*Dataset rows*.

■ ■ ■ ■ ■

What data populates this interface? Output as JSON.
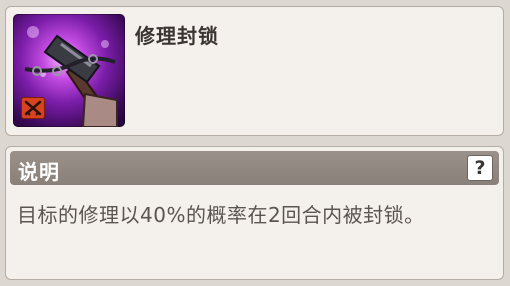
{
  "skill": {
    "name": "修理封锁",
    "icon": "hammer-icon",
    "badge_icon": "crossed-swords-icon"
  },
  "description": {
    "title": "说明",
    "help_label": "?",
    "text": "目标的修理以40%的概率在2回合内被封锁。"
  },
  "colors": {
    "icon_bg": "#7a1da8",
    "badge_bg": "#d8421e",
    "header_bg": "#8f8680"
  }
}
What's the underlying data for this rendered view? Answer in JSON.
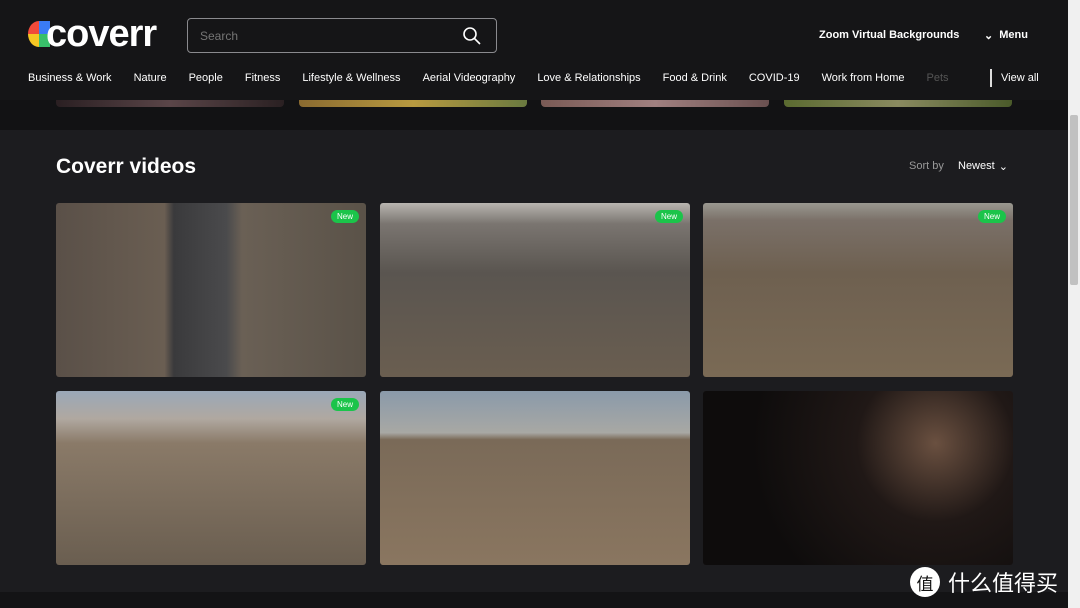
{
  "header": {
    "logo": "coverr",
    "search_placeholder": "Search",
    "zoom_link": "Zoom Virtual Backgrounds",
    "menu": "Menu"
  },
  "categories": [
    "Business & Work",
    "Nature",
    "People",
    "Fitness",
    "Lifestyle & Wellness",
    "Aerial Videography",
    "Love & Relationships",
    "Food & Drink",
    "COVID-19",
    "Work from Home",
    "Pets"
  ],
  "view_all": "View all",
  "section": {
    "title": "Coverr videos",
    "sort_label": "Sort by",
    "sort_value": "Newest"
  },
  "videos": [
    {
      "badge": "New"
    },
    {
      "badge": "New"
    },
    {
      "badge": "New"
    },
    {
      "badge": "New"
    },
    {
      "badge": null
    },
    {
      "badge": null
    }
  ],
  "colors": {
    "badge": "#1bc44a",
    "header": "#151517",
    "background": "#1c1c1f"
  },
  "watermark": "什么值得买"
}
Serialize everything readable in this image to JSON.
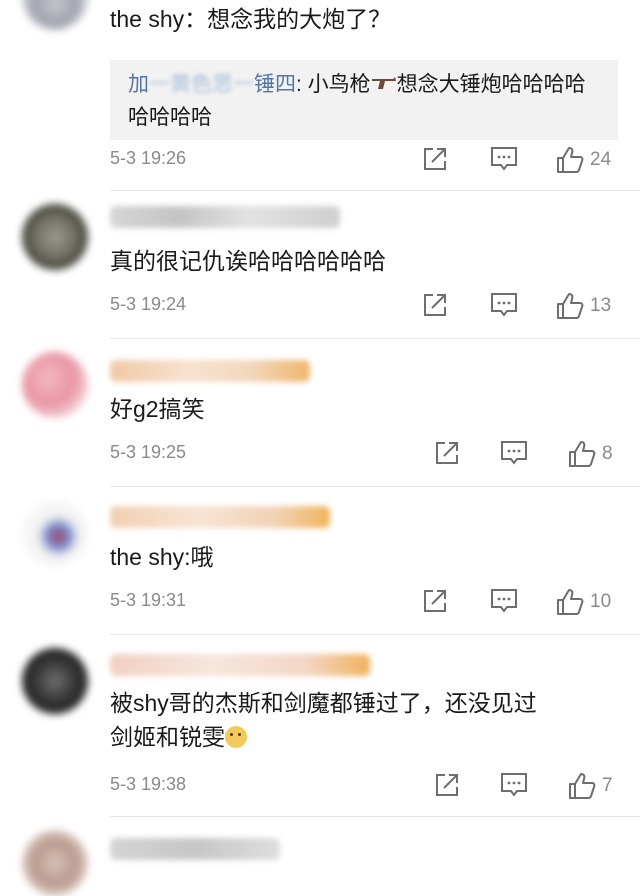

■ ■ ■ ■ ■

*Task details*. Output verbatim the lines beginning at the line with "What's the underlying" and ending at the last line of the material above, inclusive. Do not carry over any pictures.

*Expected output*.
What's the underlying data for this rendered view? Answer in JSON.
{
  "header": {
    "logo": "coverr",
    "search_placeholder": "Search",
    "zoom_link": "Zoom Virtual Backgrounds",
    "menu": "Menu"
  },
  "categories": [
    "Business & Work",
    "Nature",
    "People",
    "Fitness",
    "Lifestyle & Wellness",
    "Aerial Videography",
    "Love & Relationships",
    "Food & Drink",
    "COVID-19",
    "Work from Home",
    "Pets"
  ],
  "view_all": "View all",
  "section": {
    "title": "Coverr videos",
    "sort_label": "Sort by",
    "sort_value": "Newest"
  },
  "videos": [
    {
      "badge": "New"
    },
    {
      "badge": "New"
    },
    {
      "badge": "New"
    },
    {
      "badge": "New"
    },
    {
      "badge": null
    },
    {
      "badge": null
    }
  ],
  "colors": {
    "badge": "#1bc44a",
    "header": "#151517",
    "background": "#1c1c1f"
  },
  "watermark": "什么值得买"
}
Serialize everything readable in this image to JSON.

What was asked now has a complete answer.